▶ EXERCISE DETAILS:
Retype exactly the lines from the one containing "OCR this image." through the last line of the records below, including both, and leave out any pictures.

^^^^^^^^^^^^^^^^

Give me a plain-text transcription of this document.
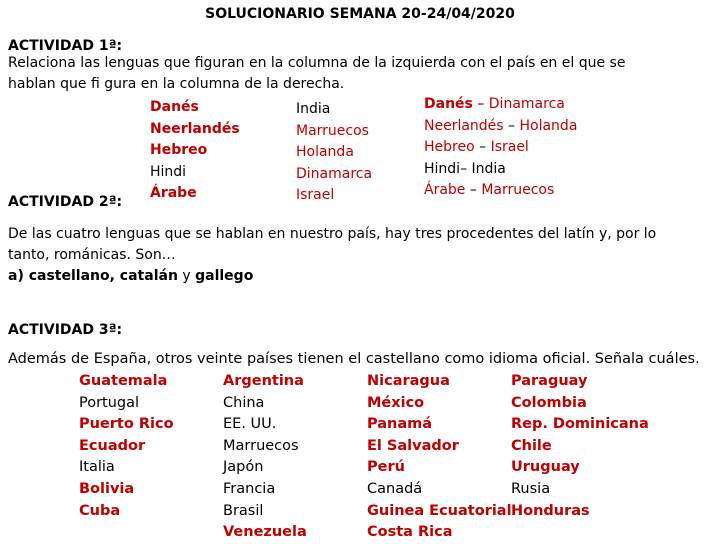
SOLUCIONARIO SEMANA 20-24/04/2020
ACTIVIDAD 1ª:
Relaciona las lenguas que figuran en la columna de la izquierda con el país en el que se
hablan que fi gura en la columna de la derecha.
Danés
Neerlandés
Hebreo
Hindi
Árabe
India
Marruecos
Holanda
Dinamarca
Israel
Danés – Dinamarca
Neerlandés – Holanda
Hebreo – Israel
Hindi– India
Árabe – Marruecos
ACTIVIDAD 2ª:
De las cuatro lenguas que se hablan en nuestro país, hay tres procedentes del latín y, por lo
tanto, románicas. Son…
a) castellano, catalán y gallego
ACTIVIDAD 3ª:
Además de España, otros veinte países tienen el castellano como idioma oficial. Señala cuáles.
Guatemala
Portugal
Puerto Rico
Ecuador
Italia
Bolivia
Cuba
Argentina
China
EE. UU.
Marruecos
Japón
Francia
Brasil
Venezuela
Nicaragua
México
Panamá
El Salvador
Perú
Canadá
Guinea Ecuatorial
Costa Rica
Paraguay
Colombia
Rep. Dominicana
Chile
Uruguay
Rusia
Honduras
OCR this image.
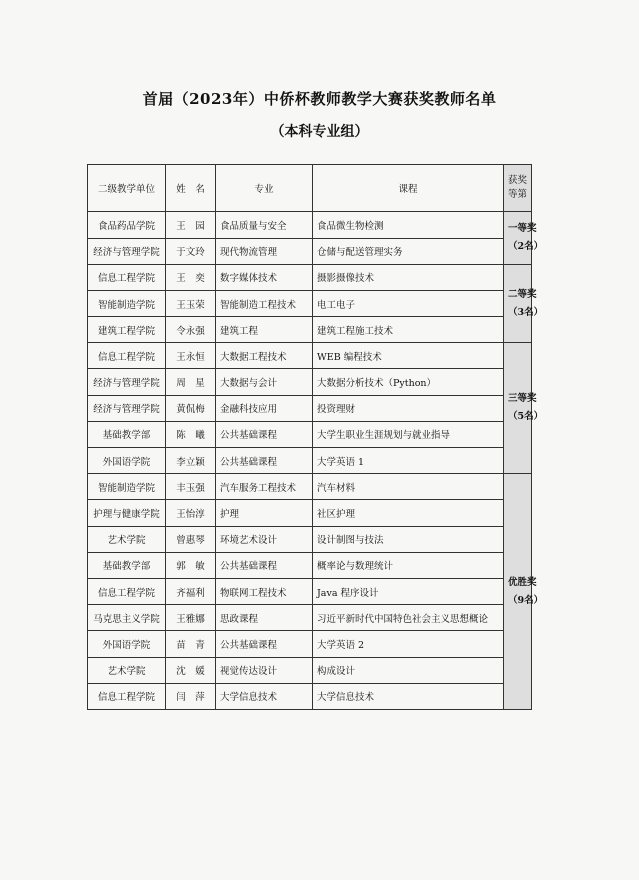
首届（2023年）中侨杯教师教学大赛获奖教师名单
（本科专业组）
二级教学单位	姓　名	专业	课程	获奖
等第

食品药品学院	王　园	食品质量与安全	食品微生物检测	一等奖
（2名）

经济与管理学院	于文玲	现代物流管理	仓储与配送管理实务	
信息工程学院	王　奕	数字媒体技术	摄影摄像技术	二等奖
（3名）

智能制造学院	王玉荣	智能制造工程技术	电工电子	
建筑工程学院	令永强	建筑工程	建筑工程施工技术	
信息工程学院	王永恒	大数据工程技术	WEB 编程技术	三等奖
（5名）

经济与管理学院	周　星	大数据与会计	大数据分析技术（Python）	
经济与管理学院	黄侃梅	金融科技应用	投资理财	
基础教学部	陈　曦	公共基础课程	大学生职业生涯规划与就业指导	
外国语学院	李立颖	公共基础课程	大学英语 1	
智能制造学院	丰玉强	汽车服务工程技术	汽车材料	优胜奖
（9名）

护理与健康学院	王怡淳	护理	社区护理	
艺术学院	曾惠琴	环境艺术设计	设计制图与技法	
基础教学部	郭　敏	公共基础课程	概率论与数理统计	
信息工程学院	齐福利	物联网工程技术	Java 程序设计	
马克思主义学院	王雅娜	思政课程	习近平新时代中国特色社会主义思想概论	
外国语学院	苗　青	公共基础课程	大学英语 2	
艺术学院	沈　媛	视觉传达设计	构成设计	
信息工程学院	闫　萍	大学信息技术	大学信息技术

^^^^^^^^^^^^^^^^

▶ COMPLETE ANSWER:
OCR this image.
首届（2023年）中侨杯教师教学大赛获奖教师名单
（本科专业组）
二级教学单位	姓　名	专业	课程	获奖
等第

食品药品学院	王　园	食品质量与安全	食品微生物检测	一等奖
（2名）

经济与管理学院	于文玲	现代物流管理	仓储与配送管理实务	
信息工程学院	王　奕	数字媒体技术	摄影摄像技术	二等奖
（3名）

智能制造学院	王玉荣	智能制造工程技术	电工电子	
建筑工程学院	令永强	建筑工程	建筑工程施工技术	
信息工程学院	王永恒	大数据工程技术	WEB 编程技术	三等奖
（5名）

经济与管理学院	周　星	大数据与会计	大数据分析技术（Python）	
经济与管理学院	黄侃梅	金融科技应用	投资理财	
基础教学部	陈　曦	公共基础课程	大学生职业生涯规划与就业指导	
外国语学院	李立颖	公共基础课程	大学英语 1	
智能制造学院	丰玉强	汽车服务工程技术	汽车材料	优胜奖
（9名）

护理与健康学院	王怡淳	护理	社区护理	
艺术学院	曾惠琴	环境艺术设计	设计制图与技法	
基础教学部	郭　敏	公共基础课程	概率论与数理统计	
信息工程学院	齐福利	物联网工程技术	Java 程序设计	
马克思主义学院	王雅娜	思政课程	习近平新时代中国特色社会主义思想概论	
外国语学院	苗　青	公共基础课程	大学英语 2	
艺术学院	沈　媛	视觉传达设计	构成设计	
信息工程学院	闫　萍	大学信息技术	大学信息技术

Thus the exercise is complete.